START DATA PROVIDED

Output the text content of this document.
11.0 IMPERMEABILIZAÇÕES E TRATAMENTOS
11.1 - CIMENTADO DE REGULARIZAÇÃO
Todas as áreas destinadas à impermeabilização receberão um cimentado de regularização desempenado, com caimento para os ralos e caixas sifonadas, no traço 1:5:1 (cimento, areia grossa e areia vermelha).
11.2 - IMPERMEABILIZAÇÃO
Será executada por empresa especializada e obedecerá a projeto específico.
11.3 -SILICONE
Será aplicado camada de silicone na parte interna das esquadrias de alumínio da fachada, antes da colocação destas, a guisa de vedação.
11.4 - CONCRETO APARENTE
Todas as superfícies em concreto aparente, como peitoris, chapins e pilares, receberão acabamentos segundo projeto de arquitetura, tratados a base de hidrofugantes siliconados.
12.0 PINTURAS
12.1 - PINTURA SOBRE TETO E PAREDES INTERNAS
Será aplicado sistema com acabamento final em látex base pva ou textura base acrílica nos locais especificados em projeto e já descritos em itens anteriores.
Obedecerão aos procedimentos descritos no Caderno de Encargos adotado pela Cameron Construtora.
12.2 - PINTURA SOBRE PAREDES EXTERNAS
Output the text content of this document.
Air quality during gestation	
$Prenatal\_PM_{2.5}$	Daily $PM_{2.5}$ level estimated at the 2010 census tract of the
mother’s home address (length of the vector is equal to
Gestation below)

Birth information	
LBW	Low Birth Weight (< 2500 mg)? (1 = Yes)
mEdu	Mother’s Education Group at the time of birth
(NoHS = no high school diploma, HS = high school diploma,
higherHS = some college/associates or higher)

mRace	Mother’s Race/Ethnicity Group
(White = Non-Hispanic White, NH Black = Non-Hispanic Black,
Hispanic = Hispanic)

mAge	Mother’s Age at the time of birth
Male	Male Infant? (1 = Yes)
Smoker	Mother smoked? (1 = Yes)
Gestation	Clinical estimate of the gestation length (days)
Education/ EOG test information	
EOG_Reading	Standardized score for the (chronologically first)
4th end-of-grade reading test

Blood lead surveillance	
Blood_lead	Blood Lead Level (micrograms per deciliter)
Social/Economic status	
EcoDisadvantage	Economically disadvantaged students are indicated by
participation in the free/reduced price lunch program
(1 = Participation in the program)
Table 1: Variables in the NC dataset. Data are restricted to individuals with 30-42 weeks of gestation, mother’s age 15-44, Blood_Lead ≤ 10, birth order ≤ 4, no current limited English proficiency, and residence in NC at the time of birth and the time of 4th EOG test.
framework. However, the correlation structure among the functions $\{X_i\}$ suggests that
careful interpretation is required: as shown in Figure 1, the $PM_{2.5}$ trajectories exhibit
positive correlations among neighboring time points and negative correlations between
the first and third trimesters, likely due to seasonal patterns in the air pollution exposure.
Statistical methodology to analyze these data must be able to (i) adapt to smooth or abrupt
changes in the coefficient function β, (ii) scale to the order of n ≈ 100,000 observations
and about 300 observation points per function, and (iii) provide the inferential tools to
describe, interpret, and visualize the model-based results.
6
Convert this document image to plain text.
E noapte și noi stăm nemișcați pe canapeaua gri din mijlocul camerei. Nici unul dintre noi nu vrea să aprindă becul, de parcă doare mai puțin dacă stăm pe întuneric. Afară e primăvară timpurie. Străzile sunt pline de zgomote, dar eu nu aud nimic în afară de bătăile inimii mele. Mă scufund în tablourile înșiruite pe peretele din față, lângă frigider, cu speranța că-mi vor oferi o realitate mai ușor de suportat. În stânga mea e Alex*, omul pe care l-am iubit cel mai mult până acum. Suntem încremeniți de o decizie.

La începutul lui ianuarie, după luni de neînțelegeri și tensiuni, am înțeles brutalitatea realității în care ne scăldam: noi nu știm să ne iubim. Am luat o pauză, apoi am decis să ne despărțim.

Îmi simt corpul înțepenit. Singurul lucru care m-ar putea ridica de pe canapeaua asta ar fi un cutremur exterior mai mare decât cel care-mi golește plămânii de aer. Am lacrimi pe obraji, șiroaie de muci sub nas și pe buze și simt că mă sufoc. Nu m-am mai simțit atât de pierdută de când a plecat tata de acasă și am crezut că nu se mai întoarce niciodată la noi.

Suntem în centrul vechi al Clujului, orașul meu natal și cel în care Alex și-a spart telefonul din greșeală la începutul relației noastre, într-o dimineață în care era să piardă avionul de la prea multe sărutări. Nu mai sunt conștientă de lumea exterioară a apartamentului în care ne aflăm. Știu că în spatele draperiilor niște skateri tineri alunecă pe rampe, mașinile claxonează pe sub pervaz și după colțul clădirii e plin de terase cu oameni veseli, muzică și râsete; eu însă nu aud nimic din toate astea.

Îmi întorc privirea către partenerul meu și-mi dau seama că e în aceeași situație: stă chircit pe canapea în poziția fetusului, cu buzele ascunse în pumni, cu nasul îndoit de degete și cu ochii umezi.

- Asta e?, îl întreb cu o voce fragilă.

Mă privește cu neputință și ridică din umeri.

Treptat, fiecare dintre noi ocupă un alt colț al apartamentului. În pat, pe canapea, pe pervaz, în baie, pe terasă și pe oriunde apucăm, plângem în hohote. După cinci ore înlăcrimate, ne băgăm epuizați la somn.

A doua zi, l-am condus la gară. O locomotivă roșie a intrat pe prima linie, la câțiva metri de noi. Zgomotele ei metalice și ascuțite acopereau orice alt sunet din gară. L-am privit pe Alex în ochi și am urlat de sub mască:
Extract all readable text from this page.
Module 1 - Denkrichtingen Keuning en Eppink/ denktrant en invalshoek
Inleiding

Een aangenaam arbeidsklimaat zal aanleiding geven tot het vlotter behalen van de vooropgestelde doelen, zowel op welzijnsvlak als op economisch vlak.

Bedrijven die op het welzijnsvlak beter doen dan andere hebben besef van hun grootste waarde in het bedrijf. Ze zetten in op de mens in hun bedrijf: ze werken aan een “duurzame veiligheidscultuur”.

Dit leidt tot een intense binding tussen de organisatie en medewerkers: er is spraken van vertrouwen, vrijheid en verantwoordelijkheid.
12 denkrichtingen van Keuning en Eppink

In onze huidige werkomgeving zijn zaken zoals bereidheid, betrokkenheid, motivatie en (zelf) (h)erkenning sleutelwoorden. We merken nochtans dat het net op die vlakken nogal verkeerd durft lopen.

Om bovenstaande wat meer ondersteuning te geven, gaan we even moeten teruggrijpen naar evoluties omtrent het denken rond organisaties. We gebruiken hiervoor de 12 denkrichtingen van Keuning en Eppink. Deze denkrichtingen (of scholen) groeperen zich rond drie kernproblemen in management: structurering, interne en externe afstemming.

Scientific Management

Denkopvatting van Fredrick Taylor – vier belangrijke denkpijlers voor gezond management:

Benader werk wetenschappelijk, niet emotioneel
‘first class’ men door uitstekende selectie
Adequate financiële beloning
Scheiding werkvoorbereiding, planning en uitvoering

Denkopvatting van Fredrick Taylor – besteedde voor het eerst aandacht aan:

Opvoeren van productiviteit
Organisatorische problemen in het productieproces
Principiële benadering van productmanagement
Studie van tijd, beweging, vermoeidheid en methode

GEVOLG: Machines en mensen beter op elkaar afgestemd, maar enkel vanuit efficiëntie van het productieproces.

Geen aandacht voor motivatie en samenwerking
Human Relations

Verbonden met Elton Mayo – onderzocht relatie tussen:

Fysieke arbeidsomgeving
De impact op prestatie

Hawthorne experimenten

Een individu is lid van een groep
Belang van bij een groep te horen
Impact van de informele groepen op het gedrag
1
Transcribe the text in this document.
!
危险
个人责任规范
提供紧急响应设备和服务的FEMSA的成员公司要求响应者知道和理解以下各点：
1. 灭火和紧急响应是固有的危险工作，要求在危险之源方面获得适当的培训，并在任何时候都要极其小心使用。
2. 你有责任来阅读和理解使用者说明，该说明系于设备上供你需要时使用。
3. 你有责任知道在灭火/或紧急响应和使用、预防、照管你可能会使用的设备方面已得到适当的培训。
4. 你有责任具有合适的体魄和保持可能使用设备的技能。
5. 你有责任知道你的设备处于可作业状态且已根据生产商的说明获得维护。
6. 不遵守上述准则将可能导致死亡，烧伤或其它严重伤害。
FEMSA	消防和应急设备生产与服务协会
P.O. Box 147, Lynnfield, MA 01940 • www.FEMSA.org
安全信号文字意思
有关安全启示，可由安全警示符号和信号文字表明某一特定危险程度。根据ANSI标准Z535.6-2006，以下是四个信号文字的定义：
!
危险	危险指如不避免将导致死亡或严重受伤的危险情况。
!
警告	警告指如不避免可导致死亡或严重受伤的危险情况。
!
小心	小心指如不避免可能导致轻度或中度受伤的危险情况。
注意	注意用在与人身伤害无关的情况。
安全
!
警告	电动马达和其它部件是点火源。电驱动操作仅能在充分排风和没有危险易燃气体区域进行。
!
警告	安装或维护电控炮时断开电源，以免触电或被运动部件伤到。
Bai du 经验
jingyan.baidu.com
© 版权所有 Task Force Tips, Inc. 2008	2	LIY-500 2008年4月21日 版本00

END DATA PROVIDED

§ WHAT IS EXPECTED: Copy down every line of the entries containing the word "Education".

§ ANSWER TO THE PROBLEM:
mEdu	Mother’s Education Group at the time of birth
Education/ EOG test information	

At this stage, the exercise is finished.